Requirement: Find every line in the records that holds the string "name". Copy each one.
........
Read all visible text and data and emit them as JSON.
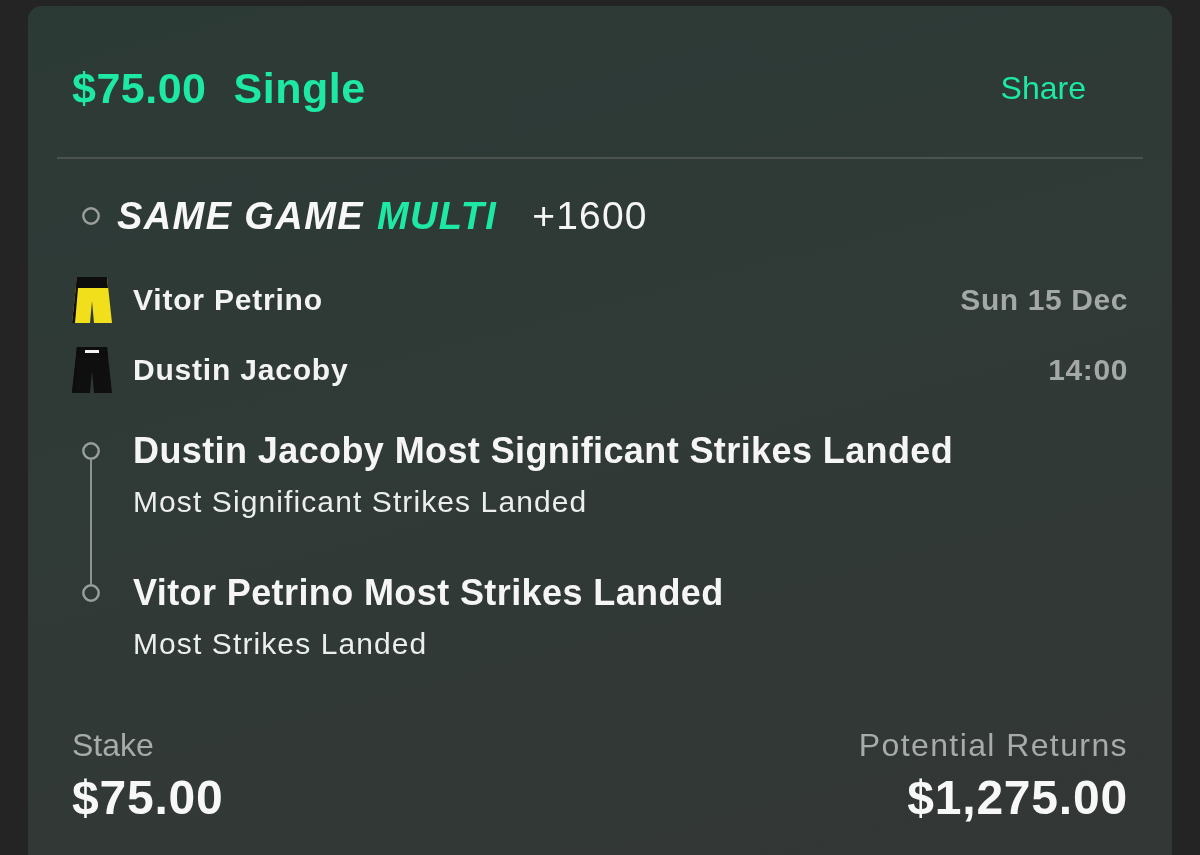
{
  "header": {
    "stake_amount": "$75.00",
    "bet_type": "Single",
    "share_label": "Share"
  },
  "multi": {
    "label_parts": [
      {
        "text": "SAME GAME",
        "accent": false
      },
      {
        "text": "MULTI",
        "accent": true
      }
    ],
    "odds": "+1600"
  },
  "event": {
    "date": "Sun 15 Dec",
    "time": "14:00",
    "competitors": [
      {
        "name": "Vitor Petrino",
        "color": "#f2df1c",
        "waistband_stripe": false
      },
      {
        "name": "Dustin Jacoby",
        "color": "#0f0f0f",
        "waistband_stripe": true
      }
    ]
  },
  "selections": [
    {
      "title": "Dustin Jacoby Most Significant Strikes Landed",
      "market": "Most Significant Strikes Landed"
    },
    {
      "title": "Vitor Petrino Most Strikes Landed",
      "market": "Most Strikes Landed"
    }
  ],
  "summary": {
    "stake_label": "Stake",
    "stake": "$75.00",
    "returns_label": "Potential Returns",
    "returns": "$1,275.00"
  }
}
........
Answer to this task:
        "name": "Vitor Petrino",
        "name": "Dustin Jacoby",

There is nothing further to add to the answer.